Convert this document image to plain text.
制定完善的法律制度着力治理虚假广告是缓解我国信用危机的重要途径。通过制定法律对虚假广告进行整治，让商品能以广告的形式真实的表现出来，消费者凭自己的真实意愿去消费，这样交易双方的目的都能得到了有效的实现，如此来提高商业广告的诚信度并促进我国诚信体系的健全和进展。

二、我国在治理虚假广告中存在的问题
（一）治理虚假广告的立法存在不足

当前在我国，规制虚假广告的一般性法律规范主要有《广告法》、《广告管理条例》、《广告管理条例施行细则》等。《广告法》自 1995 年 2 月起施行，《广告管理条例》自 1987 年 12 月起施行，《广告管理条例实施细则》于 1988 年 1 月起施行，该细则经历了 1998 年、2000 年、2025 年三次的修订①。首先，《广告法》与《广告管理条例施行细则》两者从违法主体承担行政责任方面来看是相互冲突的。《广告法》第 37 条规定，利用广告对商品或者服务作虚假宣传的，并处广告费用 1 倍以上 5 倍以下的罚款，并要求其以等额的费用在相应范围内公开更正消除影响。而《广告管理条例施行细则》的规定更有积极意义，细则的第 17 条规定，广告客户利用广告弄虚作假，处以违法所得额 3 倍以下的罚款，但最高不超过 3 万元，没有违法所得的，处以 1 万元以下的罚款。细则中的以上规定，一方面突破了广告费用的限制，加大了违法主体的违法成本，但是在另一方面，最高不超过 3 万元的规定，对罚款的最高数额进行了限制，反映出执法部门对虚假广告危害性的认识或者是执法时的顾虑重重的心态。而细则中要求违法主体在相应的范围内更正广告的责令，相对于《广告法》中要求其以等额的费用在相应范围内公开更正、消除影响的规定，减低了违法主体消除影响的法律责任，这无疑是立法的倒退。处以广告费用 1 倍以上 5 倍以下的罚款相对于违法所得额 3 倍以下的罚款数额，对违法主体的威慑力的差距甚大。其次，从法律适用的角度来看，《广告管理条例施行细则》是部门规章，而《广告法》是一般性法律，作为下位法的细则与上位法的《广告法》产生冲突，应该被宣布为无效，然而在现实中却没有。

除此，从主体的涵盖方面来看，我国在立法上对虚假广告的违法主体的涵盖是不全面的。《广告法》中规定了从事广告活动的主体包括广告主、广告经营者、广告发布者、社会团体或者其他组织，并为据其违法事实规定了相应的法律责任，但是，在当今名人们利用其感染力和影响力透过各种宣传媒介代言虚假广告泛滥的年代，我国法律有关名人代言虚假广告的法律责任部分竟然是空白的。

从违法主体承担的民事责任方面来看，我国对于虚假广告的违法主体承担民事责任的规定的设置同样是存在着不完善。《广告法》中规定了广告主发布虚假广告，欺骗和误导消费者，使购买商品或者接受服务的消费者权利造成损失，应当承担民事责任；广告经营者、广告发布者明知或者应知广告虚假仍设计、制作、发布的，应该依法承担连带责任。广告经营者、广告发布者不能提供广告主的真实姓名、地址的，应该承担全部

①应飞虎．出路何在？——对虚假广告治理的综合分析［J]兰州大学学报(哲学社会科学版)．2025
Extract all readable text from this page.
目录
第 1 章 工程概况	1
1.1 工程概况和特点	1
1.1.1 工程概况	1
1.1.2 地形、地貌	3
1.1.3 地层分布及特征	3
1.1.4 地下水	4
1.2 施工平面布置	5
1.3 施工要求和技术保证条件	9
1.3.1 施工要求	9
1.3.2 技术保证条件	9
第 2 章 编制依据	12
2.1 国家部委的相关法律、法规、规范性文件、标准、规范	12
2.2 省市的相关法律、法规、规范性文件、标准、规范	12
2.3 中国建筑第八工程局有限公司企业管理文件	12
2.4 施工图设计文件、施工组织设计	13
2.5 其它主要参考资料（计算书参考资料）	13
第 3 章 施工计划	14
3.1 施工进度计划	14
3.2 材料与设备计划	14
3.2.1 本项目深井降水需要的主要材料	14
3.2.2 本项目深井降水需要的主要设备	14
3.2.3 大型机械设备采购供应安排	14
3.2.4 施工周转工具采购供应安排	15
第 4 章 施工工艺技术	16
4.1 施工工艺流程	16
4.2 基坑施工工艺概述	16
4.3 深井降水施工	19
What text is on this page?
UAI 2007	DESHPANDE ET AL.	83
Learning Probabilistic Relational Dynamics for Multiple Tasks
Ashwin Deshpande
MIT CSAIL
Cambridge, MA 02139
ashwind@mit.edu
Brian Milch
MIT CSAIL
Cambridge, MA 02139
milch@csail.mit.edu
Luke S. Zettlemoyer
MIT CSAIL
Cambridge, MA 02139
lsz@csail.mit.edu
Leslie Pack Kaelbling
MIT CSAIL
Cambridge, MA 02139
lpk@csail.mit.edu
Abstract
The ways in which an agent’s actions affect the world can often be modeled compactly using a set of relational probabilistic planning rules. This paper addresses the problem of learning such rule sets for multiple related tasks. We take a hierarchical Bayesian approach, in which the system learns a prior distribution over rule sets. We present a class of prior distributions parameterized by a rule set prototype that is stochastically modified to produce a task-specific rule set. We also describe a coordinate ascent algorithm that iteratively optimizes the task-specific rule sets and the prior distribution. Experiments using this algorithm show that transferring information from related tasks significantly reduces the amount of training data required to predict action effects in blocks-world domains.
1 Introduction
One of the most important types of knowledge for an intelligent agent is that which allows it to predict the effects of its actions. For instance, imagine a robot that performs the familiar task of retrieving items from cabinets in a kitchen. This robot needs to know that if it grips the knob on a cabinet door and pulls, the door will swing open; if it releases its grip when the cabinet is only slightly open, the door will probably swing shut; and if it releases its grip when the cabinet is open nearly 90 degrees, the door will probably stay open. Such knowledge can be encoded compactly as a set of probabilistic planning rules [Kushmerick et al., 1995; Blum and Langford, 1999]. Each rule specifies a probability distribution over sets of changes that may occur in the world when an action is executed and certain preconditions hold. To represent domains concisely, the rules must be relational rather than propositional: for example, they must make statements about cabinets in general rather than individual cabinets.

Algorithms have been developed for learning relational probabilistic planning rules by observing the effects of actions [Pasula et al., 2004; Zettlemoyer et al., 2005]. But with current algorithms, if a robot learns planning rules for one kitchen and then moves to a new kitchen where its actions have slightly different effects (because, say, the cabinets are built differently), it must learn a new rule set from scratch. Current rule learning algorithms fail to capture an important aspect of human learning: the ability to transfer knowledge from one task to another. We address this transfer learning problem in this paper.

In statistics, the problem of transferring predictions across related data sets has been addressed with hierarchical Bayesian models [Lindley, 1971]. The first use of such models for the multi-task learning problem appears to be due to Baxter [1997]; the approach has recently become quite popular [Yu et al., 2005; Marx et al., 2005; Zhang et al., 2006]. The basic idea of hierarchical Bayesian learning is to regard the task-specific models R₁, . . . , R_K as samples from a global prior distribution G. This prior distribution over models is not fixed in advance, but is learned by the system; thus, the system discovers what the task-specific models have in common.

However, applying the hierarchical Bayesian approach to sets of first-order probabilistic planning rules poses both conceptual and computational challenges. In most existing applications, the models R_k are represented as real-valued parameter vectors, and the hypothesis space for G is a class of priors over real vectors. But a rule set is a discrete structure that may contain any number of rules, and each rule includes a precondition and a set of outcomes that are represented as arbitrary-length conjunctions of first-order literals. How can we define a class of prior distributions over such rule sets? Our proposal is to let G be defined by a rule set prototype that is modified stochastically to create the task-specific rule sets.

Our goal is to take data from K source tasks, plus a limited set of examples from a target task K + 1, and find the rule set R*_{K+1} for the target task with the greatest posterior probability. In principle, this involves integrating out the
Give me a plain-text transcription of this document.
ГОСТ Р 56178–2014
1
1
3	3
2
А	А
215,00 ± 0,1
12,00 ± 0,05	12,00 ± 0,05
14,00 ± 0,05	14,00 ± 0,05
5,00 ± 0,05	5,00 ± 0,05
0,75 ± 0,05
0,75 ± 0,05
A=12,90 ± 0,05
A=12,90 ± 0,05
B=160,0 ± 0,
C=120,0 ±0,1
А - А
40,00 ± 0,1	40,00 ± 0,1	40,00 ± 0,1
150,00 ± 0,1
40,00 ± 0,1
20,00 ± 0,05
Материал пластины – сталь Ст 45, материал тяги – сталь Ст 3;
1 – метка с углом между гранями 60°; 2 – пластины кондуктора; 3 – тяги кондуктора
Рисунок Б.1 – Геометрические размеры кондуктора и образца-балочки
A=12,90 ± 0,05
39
----
-- TASK REQUIREMENTS --
List the lines of the records where "тяги" occurs.

-- RESULT BELOW --
Материал пластины – сталь Ст 45, материал тяги – сталь Ст 3;
1 – метка с углом между гранями 60°; 2 – пластины кондуктора; 3 – тяги кондуктора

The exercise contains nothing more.